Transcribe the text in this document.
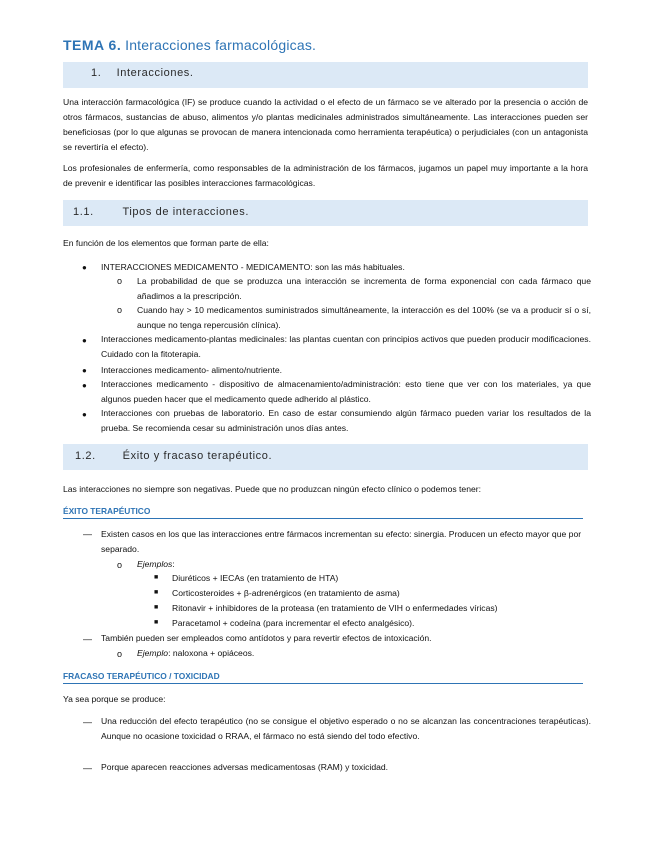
TEMA 6. Interacciones farmacológicas.
1. Interacciones.
Una interacción farmacológica (IF) se produce cuando la actividad o el efecto de un fármaco se ve alterado por la presencia o acción de otros fármacos, sustancias de abuso, alimentos y/o plantas medicinales administrados simultáneamente. Las interacciones pueden ser beneficiosas (por lo que algunas se provocan de manera intencionada como herramienta terapéutica) o perjudiciales (con un antagonista se revertiría el efecto).
Los profesionales de enfermería, como responsables de la administración de los fármacos, jugamos un papel muy importante a la hora de prevenir e identificar las posibles interacciones farmacológicas.
1.1.	Tipos de interacciones.
En función de los elementos que forman parte de ella:
● INTERACCIONES MEDICAMENTO - MEDICAMENTO: son las más habituales.
o La probabilidad de que se produzca una interacción se incrementa de forma exponencial con cada fármaco que añadimos a la prescripción.
o Cuando hay > 10 medicamentos suministrados simultáneamente, la interacción es del 100% (se va a producir sí o sí, aunque no tenga repercusión clínica).
● Interacciones medicamento-plantas medicinales: las plantas cuentan con principios activos que pueden producir modificaciones. Cuidado con la fitoterapia.
● Interacciones medicamento- alimento/nutriente.
● Interacciones medicamento - dispositivo de almacenamiento/administración: esto tiene que ver con los materiales, ya que algunos pueden hacer que el medicamento quede adherido al plástico.
● Interacciones con pruebas de laboratorio. En caso de estar consumiendo algún fármaco pueden variar los resultados de la prueba. Se recomienda cesar su administración unos días antes.
1.2. Éxito y fracaso terapéutico.
Las interacciones no siempre son negativas. Puede que no produzcan ningún efecto clínico o podemos tener:
ÉXITO TERAPÉUTICO
— Existen casos en los que las interacciones entre fármacos incrementan su efecto: sinergia. Producen un efecto mayor que por separado.
o Ejemplos:
■ Diuréticos + IECAs (en tratamiento de HTA)
■ Corticosteroides + β-adrenérgicos (en tratamiento de asma)
■ Ritonavir + inhibidores de la proteasa (en tratamiento de VIH o enfermedades víricas)
■ Paracetamol + codeína (para incrementar el efecto analgésico).
— También pueden ser empleados como antídotos y para revertir efectos de intoxicación.
o Ejemplo: naloxona + opiáceos.
FRACASO TERAPÉUTICO / TOXICIDAD
Ya sea porque se produce:
— Una reducción del efecto terapéutico (no se consigue el objetivo esperado o no se alcanzan las concentraciones terapéuticas). Aunque no ocasione toxicidad o RRAA, el fármaco no está siendo del todo efectivo.
— Porque aparecen reacciones adversas medicamentosas (RAM) y toxicidad.
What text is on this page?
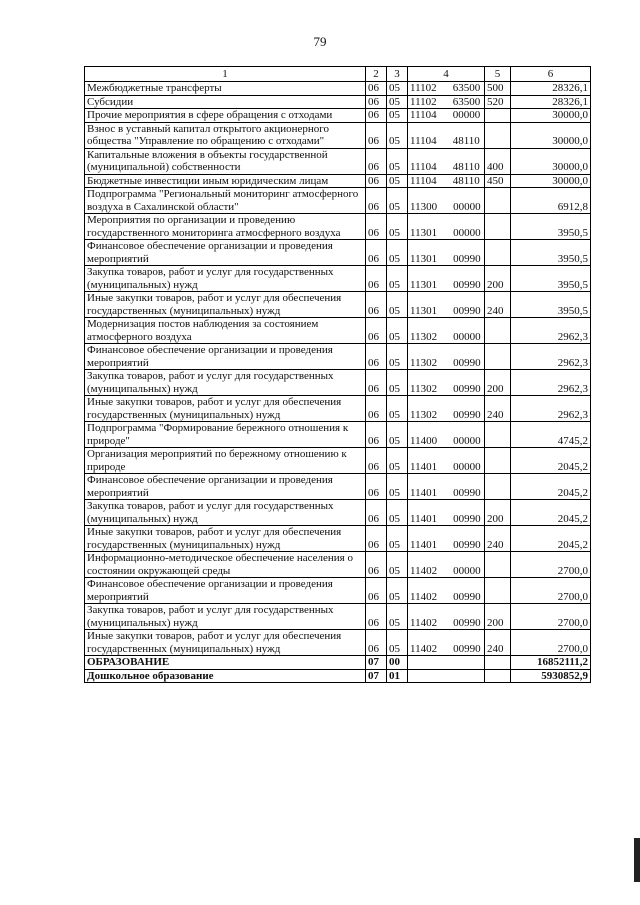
79
1	2	3	4	5	6
Межбюджетные трансферты	06	05	11102 63500	500	28326,1
Субсидии	06	05	11102 63500	520	28326,1
Прочие мероприятия в сфере обращения с отходами	06	05	11104 00000		30000,0
Взнос в уставный капитал открытого акционерного общества "Управление по обращению с отходами"	06	05	11104 48110		30000,0
Капитальные вложения в объекты государственной (муниципальной) собственности	06	05	11104 48110	400	30000,0
Бюджетные инвестиции иным юридическим лицам	06	05	11104 48110	450	30000,0
Подпрограмма "Региональный мониторинг атмосферного воздуха в Сахалинской области"	06	05	11300 00000		6912,8
Мероприятия по организации и проведению государственного мониторинга атмосферного воздуха	06	05	11301 00000		3950,5
Финансовое обеспечение организации и проведения мероприятий	06	05	11301 00990		3950,5
Закупка товаров, работ и услуг для государственных (муниципальных) нужд	06	05	11301 00990	200	3950,5
Иные закупки товаров, работ и услуг для обеспечения государственных (муниципальных) нужд	06	05	11301 00990	240	3950,5
Модернизация постов наблюдения за состоянием атмосферного воздуха	06	05	11302 00000		2962,3
Финансовое обеспечение организации и проведения мероприятий	06	05	11302 00990		2962,3
Закупка товаров, работ и услуг для государственных (муниципальных) нужд	06	05	11302 00990	200	2962,3
Иные закупки товаров, работ и услуг для обеспечения государственных (муниципальных) нужд	06	05	11302 00990	240	2962,3
Подпрограмма "Формирование бережного отношения к природе"	06	05	11400 00000		4745,2
Организация мероприятий по бережному отношению к природе	06	05	11401 00000		2045,2
Финансовое обеспечение организации и проведения мероприятий	06	05	11401 00990		2045,2
Закупка товаров, работ и услуг для государственных (муниципальных) нужд	06	05	11401 00990	200	2045,2
Иные закупки товаров, работ и услуг для обеспечения государственных (муниципальных) нужд	06	05	11401 00990	240	2045,2
Информационно-методическое обеспечение населения о состоянии окружающей среды	06	05	11402 00000		2700,0
Финансовое обеспечение организации и проведения мероприятий	06	05	11402 00990		2700,0
Закупка товаров, работ и услуг для государственных (муниципальных) нужд	06	05	11402 00990	200	2700,0
Иные закупки товаров, работ и услуг для обеспечения государственных (муниципальных) нужд	06	05	11402 00990	240	2700,0
ОБРАЗОВАНИЕ	07	00			16852111,2
Дошкольное образование	07	01			5930852,9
■ ■ ■
**Task statement**
Print the complete listing exactly, apart from any pictures.

**Solution to the problem**
Transcribe the text in this document.
TEMA 6. Interacciones farmacológicas.
1. Interacciones.
Una interacción farmacológica (IF) se produce cuando la actividad o el efecto de un fármaco se ve alterado por la presencia o acción de otros fármacos, sustancias de abuso, alimentos y/o plantas medicinales administrados simultáneamente. Las interacciones pueden ser beneficiosas (por lo que algunas se provocan de manera intencionada como herramienta terapéutica) o perjudiciales (con un antagonista se revertiría el efecto).
Los profesionales de enfermería, como responsables de la administración de los fármacos, jugamos un papel muy importante a la hora de prevenir e identificar las posibles interacciones farmacológicas.
1.1.	Tipos de interacciones.
En función de los elementos que forman parte de ella:
● INTERACCIONES MEDICAMENTO - MEDICAMENTO: son las más habituales.
o La probabilidad de que se produzca una interacción se incrementa de forma exponencial con cada fármaco que añadimos a la prescripción.
o Cuando hay > 10 medicamentos suministrados simultáneamente, la interacción es del 100% (se va a producir sí o sí, aunque no tenga repercusión clínica).
● Interacciones medicamento-plantas medicinales: las plantas cuentan con principios activos que pueden producir modificaciones. Cuidado con la fitoterapia.
● Interacciones medicamento- alimento/nutriente.
● Interacciones medicamento - dispositivo de almacenamiento/administración: esto tiene que ver con los materiales, ya que algunos pueden hacer que el medicamento quede adherido al plástico.
● Interacciones con pruebas de laboratorio. En caso de estar consumiendo algún fármaco pueden variar los resultados de la prueba. Se recomienda cesar su administración unos días antes.
1.2. Éxito y fracaso terapéutico.
Las interacciones no siempre son negativas. Puede que no produzcan ningún efecto clínico o podemos tener:
ÉXITO TERAPÉUTICO
— Existen casos en los que las interacciones entre fármacos incrementan su efecto: sinergia. Producen un efecto mayor que por separado.
o Ejemplos:
■ Diuréticos + IECAs (en tratamiento de HTA)
■ Corticosteroides + β-adrenérgicos (en tratamiento de asma)
■ Ritonavir + inhibidores de la proteasa (en tratamiento de VIH o enfermedades víricas)
■ Paracetamol + codeína (para incrementar el efecto analgésico).
— También pueden ser empleados como antídotos y para revertir efectos de intoxicación.
o Ejemplo: naloxona + opiáceos.
FRACASO TERAPÉUTICO / TOXICIDAD
Ya sea porque se produce:
— Una reducción del efecto terapéutico (no se consigue el objetivo esperado o no se alcanzan las concentraciones terapéuticas). Aunque no ocasione toxicidad o RRAA, el fármaco no está siendo del todo efectivo.
— Porque aparecen reacciones adversas medicamentosas (RAM) y toxicidad.
What text is on this page?
79
1	2	3	4	5	6
Межбюджетные трансферты	06	05	11102 63500	500	28326,1
Субсидии	06	05	11102 63500	520	28326,1
Прочие мероприятия в сфере обращения с отходами	06	05	11104 00000		30000,0
Взнос в уставный капитал открытого акционерного общества "Управление по обращению с отходами"	06	05	11104 48110		30000,0
Капитальные вложения в объекты государственной (муниципальной) собственности	06	05	11104 48110	400	30000,0
Бюджетные инвестиции иным юридическим лицам	06	05	11104 48110	450	30000,0
Подпрограмма "Региональный мониторинг атмосферного воздуха в Сахалинской области"	06	05	11300 00000		6912,8
Мероприятия по организации и проведению государственного мониторинга атмосферного воздуха	06	05	11301 00000		3950,5
Финансовое обеспечение организации и проведения мероприятий	06	05	11301 00990		3950,5
Закупка товаров, работ и услуг для государственных (муниципальных) нужд	06	05	11301 00990	200	3950,5
Иные закупки товаров, работ и услуг для обеспечения государственных (муниципальных) нужд	06	05	11301 00990	240	3950,5
Модернизация постов наблюдения за состоянием атмосферного воздуха	06	05	11302 00000		2962,3
Финансовое обеспечение организации и проведения мероприятий	06	05	11302 00990		2962,3
Закупка товаров, работ и услуг для государственных (муниципальных) нужд	06	05	11302 00990	200	2962,3
Иные закупки товаров, работ и услуг для обеспечения государственных (муниципальных) нужд	06	05	11302 00990	240	2962,3
Подпрограмма "Формирование бережного отношения к природе"	06	05	11400 00000		4745,2
Организация мероприятий по бережному отношению к природе	06	05	11401 00000		2045,2
Финансовое обеспечение организации и проведения мероприятий	06	05	11401 00990		2045,2
Закупка товаров, работ и услуг для государственных (муниципальных) нужд	06	05	11401 00990	200	2045,2
Иные закупки товаров, работ и услуг для обеспечения государственных (муниципальных) нужд	06	05	11401 00990	240	2045,2
Информационно-методическое обеспечение населения о состоянии окружающей среды	06	05	11402 00000		2700,0
Финансовое обеспечение организации и проведения мероприятий	06	05	11402 00990		2700,0
Закупка товаров, работ и услуг для государственных (муниципальных) нужд	06	05	11402 00990	200	2700,0
Иные закупки товаров, работ и услуг для обеспечения государственных (муниципальных) нужд	06	05	11402 00990	240	2700,0
ОБРАЗОВАНИЕ	07	00			16852111,2
Дошкольное образование	07	01			5930852,9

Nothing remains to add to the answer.